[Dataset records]

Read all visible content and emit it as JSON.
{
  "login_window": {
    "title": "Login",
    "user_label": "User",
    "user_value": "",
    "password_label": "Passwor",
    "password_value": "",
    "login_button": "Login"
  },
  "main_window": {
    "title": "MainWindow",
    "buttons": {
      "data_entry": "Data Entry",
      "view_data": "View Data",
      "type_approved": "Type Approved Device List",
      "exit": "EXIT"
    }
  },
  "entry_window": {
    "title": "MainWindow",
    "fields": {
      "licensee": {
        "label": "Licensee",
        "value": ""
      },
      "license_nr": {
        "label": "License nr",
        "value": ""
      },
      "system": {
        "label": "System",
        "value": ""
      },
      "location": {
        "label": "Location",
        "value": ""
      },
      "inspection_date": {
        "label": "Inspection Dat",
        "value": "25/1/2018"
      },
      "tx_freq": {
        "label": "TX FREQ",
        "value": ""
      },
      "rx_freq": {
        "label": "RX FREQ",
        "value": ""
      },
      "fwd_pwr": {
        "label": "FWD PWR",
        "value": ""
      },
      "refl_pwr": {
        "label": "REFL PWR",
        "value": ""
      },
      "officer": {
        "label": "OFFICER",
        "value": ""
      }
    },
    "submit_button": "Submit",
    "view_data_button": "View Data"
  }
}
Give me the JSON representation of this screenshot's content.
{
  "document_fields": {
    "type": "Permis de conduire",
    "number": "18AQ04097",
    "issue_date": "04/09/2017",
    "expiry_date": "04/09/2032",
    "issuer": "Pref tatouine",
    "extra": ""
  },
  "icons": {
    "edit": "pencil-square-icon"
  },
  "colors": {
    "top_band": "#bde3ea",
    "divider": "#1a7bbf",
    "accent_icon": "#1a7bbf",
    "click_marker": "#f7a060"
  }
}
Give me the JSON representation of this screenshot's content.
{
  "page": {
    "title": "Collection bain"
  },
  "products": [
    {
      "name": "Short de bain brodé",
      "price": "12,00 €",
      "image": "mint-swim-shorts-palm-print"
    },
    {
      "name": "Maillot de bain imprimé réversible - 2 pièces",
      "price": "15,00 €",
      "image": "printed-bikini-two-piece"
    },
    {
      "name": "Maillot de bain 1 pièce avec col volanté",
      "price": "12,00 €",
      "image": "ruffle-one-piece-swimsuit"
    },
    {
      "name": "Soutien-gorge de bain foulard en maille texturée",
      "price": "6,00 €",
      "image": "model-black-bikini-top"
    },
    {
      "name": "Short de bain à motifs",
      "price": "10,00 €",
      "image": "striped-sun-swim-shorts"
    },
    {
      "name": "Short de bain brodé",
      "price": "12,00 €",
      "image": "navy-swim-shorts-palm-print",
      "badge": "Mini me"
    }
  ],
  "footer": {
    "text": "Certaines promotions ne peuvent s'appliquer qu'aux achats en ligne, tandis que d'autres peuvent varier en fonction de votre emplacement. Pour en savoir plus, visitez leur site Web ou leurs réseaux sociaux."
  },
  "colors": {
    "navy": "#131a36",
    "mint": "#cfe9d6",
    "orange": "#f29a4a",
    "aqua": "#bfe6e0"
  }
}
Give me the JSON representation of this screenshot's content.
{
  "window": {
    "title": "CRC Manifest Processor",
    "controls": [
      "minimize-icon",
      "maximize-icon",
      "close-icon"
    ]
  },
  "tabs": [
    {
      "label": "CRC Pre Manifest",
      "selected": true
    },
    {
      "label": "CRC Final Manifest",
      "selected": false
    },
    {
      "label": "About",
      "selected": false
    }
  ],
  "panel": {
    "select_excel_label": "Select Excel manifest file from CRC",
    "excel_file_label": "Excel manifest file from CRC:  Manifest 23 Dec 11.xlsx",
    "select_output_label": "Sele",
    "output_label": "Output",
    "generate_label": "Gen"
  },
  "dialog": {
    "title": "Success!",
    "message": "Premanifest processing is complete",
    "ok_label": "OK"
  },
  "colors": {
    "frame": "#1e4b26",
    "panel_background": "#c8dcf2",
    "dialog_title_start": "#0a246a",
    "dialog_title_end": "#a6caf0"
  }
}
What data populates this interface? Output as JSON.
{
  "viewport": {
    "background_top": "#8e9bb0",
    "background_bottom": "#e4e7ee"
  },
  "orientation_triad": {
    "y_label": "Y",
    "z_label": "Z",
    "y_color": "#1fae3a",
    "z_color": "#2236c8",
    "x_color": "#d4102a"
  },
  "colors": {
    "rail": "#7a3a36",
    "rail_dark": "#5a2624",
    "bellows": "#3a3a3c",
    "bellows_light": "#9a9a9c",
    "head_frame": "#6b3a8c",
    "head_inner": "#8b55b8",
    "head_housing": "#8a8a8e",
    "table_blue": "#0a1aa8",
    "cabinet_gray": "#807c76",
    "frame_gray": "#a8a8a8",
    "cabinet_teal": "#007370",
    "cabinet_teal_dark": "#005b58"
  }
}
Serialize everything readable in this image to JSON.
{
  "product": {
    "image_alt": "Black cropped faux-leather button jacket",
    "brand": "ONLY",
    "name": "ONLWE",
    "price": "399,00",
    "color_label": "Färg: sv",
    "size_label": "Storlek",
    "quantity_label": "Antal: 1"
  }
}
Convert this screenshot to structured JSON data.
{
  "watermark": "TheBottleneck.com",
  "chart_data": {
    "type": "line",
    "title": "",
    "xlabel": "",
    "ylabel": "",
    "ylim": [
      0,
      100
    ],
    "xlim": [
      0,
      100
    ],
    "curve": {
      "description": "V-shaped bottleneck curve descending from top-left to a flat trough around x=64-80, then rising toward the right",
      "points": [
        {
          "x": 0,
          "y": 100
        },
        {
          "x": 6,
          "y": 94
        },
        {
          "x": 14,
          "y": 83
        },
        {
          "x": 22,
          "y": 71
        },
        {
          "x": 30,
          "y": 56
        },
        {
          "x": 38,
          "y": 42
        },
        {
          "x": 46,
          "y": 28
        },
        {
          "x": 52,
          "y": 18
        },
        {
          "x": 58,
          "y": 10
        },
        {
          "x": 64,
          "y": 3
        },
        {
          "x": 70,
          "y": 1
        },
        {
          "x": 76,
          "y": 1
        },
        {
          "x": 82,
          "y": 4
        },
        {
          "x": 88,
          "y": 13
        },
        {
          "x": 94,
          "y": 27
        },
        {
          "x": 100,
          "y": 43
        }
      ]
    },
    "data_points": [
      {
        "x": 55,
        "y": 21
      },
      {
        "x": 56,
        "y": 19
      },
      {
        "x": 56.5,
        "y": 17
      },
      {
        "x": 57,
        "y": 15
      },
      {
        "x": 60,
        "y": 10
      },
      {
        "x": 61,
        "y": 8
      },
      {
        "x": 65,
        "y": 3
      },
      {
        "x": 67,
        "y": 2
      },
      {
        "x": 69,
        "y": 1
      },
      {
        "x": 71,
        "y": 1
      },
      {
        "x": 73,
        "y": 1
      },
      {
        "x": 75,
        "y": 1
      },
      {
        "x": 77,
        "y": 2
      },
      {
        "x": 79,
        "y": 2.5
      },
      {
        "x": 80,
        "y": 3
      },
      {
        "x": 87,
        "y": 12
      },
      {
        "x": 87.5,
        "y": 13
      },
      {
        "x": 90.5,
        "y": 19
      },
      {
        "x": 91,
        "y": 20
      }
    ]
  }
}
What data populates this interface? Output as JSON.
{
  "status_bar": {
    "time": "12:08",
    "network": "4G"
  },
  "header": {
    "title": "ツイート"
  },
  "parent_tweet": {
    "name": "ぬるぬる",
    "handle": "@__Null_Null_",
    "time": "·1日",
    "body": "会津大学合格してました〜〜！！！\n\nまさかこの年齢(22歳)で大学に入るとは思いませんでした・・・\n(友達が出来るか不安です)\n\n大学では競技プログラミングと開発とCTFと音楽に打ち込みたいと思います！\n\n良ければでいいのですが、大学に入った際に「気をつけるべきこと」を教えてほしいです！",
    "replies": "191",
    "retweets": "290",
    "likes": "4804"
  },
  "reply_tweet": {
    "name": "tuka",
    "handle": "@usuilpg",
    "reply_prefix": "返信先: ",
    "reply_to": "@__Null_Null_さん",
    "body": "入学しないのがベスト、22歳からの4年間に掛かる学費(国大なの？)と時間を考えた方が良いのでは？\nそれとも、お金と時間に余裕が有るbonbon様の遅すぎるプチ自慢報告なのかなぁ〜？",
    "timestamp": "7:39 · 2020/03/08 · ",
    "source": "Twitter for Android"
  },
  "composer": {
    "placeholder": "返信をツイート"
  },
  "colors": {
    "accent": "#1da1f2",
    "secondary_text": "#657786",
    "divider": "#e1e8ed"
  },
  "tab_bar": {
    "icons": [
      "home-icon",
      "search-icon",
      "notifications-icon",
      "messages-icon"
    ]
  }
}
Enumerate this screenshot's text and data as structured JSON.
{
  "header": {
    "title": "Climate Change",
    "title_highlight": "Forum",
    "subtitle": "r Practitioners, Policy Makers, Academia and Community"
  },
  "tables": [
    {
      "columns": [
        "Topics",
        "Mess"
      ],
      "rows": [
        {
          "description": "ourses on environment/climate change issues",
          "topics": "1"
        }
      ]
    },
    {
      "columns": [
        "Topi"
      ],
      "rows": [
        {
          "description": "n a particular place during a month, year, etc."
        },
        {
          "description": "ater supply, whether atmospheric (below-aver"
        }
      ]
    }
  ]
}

# Given request:
In the material above, find the lines that contain "piece" and show them.

# Written solution:
      "image": "printed-bikini-two-piece"
      "image": "ruffle-one-piece-swimsuit"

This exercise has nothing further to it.